::: Records for this task

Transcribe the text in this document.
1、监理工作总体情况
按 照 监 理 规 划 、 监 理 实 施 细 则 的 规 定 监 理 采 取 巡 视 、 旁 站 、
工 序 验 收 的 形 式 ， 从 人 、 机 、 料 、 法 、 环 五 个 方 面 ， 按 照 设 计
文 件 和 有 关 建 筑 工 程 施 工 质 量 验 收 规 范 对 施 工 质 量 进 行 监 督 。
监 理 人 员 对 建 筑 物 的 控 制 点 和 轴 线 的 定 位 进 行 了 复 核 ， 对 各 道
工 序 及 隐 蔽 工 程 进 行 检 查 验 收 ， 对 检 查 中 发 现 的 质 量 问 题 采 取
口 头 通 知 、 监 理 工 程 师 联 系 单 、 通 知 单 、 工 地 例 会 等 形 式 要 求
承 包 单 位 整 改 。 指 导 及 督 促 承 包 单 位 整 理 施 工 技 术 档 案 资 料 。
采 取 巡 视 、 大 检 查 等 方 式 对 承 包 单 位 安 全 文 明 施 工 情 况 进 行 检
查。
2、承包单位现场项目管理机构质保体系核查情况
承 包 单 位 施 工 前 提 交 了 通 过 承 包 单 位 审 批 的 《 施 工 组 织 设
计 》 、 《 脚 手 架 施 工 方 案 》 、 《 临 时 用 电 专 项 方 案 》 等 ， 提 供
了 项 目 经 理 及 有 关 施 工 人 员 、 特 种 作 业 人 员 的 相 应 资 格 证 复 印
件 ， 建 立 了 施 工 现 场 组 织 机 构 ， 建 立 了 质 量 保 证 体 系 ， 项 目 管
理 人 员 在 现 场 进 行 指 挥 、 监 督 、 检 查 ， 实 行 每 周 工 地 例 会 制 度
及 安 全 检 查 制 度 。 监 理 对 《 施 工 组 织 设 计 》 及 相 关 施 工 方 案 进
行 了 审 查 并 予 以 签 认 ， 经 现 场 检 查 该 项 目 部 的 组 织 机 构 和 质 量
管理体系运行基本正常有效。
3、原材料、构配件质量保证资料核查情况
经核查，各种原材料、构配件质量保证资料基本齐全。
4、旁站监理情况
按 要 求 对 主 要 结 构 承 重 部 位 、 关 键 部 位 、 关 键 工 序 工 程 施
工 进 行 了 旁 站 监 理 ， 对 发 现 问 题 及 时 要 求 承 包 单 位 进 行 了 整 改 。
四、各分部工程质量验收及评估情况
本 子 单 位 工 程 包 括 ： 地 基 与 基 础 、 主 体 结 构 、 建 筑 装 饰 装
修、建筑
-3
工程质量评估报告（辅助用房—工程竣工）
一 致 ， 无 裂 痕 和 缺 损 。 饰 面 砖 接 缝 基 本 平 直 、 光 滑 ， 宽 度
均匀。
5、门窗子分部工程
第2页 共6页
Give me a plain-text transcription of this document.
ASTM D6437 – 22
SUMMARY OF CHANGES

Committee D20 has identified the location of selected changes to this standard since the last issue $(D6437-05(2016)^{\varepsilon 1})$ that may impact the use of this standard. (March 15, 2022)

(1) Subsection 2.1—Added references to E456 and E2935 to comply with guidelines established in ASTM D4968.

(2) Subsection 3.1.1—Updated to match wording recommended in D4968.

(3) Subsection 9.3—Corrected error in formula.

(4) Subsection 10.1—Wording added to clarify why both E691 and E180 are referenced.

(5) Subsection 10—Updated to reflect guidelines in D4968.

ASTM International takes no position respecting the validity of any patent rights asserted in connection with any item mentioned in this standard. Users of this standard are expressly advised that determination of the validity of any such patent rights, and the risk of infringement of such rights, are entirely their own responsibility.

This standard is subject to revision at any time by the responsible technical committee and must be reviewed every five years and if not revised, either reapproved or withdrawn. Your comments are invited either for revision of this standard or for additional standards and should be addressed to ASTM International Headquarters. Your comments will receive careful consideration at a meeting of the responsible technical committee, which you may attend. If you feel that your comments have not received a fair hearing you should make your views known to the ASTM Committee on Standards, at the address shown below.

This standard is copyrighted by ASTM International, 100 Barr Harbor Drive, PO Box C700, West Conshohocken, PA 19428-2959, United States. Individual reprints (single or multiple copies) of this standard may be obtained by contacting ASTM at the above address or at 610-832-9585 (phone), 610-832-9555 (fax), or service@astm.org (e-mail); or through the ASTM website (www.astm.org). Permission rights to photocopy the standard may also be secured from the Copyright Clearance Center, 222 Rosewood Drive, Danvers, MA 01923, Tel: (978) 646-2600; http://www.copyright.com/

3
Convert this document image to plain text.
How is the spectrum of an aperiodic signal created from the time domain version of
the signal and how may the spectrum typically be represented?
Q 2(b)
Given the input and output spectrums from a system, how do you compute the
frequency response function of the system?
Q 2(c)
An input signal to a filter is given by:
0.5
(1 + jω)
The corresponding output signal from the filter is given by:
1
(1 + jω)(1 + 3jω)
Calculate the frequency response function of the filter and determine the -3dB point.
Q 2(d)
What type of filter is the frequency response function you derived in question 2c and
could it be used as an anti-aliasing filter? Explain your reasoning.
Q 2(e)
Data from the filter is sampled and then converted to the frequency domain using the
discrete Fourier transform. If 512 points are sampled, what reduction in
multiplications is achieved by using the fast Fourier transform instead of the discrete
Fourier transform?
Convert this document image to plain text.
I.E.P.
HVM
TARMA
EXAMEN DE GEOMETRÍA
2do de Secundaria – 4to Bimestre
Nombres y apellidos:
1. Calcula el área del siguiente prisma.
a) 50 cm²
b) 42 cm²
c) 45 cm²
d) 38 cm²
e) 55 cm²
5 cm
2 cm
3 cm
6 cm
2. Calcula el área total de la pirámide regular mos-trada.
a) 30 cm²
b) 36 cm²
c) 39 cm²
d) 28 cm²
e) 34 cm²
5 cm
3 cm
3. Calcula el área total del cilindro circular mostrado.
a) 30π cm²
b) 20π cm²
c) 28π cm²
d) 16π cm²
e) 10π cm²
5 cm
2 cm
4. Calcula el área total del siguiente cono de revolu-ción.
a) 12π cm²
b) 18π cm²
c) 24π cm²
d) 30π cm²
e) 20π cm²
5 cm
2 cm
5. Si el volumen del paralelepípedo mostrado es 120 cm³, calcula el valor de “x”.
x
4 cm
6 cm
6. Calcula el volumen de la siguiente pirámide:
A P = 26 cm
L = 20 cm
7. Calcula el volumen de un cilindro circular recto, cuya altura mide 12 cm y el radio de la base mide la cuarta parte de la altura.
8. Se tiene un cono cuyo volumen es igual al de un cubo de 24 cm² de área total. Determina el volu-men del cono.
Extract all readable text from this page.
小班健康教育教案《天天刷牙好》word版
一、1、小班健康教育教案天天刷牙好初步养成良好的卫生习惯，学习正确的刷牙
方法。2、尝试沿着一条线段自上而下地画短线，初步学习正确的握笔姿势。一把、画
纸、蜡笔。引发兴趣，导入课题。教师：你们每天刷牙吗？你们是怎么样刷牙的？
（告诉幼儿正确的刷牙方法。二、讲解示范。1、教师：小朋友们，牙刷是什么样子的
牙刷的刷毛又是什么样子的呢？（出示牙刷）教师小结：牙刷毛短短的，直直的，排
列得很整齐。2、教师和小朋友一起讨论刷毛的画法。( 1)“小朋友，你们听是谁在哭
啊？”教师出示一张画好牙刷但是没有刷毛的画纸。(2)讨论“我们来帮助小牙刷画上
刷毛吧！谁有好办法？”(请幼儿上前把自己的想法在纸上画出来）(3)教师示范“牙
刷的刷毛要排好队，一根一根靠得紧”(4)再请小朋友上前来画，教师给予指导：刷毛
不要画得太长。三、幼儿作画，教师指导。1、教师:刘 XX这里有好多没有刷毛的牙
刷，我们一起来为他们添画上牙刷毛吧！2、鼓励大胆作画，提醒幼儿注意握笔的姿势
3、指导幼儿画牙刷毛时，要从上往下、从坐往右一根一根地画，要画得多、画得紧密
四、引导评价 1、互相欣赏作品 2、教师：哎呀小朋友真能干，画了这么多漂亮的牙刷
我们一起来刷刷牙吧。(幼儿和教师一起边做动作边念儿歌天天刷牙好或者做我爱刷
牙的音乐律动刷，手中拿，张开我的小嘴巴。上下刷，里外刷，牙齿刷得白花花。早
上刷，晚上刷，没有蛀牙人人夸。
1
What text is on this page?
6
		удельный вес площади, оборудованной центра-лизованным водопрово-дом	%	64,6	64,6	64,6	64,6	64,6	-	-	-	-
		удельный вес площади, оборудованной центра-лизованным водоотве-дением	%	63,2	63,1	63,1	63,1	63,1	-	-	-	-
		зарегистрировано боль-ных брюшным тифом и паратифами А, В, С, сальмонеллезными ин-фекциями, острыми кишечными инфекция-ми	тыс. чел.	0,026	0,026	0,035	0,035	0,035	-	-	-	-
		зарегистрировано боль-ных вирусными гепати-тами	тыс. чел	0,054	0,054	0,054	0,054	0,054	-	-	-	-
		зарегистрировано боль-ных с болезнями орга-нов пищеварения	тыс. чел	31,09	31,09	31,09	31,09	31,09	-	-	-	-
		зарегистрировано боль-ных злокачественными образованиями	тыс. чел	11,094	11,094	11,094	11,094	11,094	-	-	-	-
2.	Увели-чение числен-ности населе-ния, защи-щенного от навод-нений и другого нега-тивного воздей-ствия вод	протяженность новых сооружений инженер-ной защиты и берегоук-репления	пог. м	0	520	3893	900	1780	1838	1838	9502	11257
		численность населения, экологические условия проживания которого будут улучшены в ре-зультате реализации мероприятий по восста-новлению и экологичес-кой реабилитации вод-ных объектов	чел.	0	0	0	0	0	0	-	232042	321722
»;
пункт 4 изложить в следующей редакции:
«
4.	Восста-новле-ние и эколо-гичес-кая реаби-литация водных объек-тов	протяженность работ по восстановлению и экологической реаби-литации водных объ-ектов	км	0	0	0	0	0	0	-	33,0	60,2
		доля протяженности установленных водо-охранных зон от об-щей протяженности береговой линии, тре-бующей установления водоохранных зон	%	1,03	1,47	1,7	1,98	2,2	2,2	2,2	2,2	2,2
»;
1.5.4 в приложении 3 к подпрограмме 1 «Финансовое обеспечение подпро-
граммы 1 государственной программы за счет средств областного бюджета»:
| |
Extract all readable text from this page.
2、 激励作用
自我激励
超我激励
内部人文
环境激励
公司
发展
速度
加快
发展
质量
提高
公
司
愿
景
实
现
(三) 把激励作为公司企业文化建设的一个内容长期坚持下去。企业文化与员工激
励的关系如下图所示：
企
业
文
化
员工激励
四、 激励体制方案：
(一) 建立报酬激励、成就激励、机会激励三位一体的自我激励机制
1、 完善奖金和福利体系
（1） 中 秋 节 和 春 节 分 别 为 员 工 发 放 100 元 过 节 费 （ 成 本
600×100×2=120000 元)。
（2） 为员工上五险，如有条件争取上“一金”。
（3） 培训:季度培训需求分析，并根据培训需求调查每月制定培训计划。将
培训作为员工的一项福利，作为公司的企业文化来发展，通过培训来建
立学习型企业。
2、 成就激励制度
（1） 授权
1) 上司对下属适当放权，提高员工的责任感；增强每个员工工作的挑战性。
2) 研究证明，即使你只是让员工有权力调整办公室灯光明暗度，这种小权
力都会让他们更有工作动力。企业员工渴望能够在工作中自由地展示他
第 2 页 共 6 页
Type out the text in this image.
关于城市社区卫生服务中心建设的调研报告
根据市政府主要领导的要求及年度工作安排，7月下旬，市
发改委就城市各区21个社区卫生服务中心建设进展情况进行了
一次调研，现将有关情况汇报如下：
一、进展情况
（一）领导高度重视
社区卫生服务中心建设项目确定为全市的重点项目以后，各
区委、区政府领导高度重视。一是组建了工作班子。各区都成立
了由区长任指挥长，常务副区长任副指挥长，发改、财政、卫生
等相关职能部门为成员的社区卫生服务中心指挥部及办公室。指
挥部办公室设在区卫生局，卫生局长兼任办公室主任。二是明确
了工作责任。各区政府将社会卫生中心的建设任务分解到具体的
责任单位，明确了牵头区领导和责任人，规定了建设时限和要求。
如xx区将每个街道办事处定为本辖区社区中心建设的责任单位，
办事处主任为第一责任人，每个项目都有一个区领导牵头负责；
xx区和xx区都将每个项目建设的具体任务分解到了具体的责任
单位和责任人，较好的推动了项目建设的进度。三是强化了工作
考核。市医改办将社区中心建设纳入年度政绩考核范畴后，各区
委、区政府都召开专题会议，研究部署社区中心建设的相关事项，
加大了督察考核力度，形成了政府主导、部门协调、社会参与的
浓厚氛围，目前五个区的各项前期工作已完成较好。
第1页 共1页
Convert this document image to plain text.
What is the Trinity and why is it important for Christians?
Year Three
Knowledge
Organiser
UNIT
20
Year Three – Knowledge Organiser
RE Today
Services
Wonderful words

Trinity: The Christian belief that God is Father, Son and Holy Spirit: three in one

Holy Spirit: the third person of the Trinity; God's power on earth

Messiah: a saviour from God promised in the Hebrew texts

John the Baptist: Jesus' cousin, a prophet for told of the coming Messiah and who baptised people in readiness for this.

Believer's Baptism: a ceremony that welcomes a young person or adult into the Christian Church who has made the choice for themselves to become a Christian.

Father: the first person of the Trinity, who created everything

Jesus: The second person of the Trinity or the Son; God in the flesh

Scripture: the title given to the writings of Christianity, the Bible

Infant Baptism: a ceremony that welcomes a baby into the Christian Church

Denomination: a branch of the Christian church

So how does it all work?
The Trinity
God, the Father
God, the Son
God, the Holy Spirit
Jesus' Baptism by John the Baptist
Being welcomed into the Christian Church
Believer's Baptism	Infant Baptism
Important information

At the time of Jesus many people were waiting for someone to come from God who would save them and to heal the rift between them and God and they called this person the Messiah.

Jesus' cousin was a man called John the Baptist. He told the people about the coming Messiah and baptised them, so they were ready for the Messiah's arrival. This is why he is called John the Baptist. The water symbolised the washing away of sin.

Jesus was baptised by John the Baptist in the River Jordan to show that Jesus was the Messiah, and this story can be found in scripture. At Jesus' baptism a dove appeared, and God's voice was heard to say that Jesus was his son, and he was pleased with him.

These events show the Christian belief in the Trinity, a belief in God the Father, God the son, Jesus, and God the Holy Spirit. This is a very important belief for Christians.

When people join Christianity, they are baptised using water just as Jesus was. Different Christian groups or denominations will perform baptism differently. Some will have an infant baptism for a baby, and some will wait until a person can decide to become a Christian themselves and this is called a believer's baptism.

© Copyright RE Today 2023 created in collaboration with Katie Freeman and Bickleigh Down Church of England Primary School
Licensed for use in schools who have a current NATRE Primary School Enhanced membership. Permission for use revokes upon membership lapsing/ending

::::::

• _Aim of the task_: Spot every line that holds "your" and copy it.

• _Exercise answer_:
This standard is subject to revision at any time by the responsible technical committee and must be reviewed every five years and if not revised, either reapproved or withdrawn. Your comments are invited either for revision of this standard or for additional standards and should be addressed to ASTM International Headquarters. Your comments will receive careful consideration at a meeting of the responsible technical committee, which you may attend. If you feel that your comments have not received a fair hearing you should make your views known to the ASTM Committee on Standards, at the address shown below.
could it be used as an anti-aliasing filter? Explain your reasoning.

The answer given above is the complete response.